▶ [DO THIS] Below are the records. Gather each line that holds "Friday".

▶ [GIVEN ENTRIES]
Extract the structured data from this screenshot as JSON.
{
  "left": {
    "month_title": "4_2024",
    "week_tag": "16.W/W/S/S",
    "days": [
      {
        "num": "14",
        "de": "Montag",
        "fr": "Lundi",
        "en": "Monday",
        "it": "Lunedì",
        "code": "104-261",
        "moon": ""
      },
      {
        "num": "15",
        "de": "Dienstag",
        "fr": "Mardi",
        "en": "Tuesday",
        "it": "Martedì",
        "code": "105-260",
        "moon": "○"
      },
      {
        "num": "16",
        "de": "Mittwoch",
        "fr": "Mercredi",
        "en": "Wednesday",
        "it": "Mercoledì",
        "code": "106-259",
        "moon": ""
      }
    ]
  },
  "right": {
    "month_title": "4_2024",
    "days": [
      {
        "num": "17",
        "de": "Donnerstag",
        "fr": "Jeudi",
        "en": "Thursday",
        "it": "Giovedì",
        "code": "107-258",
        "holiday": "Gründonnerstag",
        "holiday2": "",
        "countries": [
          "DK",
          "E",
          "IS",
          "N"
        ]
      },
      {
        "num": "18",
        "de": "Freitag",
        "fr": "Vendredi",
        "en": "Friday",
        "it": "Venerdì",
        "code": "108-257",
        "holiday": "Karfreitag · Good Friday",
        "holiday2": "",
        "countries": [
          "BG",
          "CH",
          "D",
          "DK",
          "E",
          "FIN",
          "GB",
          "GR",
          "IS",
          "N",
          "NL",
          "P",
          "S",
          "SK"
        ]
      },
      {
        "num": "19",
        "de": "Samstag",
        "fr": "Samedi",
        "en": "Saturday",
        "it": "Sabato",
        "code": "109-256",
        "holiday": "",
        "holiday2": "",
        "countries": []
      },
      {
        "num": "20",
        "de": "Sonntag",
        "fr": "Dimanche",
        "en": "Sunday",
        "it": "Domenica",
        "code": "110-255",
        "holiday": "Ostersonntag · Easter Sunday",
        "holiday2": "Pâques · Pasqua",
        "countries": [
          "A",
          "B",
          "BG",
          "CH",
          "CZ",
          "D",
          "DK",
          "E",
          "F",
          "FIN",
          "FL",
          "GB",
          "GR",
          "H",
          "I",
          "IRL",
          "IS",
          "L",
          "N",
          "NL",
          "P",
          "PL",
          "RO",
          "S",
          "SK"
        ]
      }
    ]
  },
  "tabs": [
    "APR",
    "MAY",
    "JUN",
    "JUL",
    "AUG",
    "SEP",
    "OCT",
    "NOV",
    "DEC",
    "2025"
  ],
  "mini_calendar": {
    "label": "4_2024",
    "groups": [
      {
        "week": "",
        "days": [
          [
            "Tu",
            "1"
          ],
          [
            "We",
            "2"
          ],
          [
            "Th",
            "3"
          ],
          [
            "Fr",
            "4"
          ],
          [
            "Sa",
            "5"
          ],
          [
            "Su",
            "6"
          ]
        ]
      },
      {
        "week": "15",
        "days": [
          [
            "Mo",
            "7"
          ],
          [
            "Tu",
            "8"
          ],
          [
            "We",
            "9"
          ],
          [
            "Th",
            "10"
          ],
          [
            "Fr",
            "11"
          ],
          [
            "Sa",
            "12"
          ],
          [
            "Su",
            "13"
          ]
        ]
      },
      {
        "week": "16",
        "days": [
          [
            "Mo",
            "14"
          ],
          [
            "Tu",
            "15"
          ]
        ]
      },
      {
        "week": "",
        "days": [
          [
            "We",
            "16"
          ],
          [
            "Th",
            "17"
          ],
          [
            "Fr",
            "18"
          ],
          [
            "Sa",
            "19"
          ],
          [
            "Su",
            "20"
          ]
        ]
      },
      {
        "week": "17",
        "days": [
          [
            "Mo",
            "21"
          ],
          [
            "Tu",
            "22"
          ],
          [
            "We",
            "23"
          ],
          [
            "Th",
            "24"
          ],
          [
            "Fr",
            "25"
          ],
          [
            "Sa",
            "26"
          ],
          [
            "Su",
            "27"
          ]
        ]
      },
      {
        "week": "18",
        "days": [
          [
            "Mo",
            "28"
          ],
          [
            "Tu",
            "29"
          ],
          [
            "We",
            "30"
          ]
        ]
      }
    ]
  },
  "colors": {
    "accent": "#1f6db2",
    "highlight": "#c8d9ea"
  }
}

▶ [RESPONSE TO THIS TASK]
        "en": "Friday",
        "holiday": "Karfreitag · Good Friday",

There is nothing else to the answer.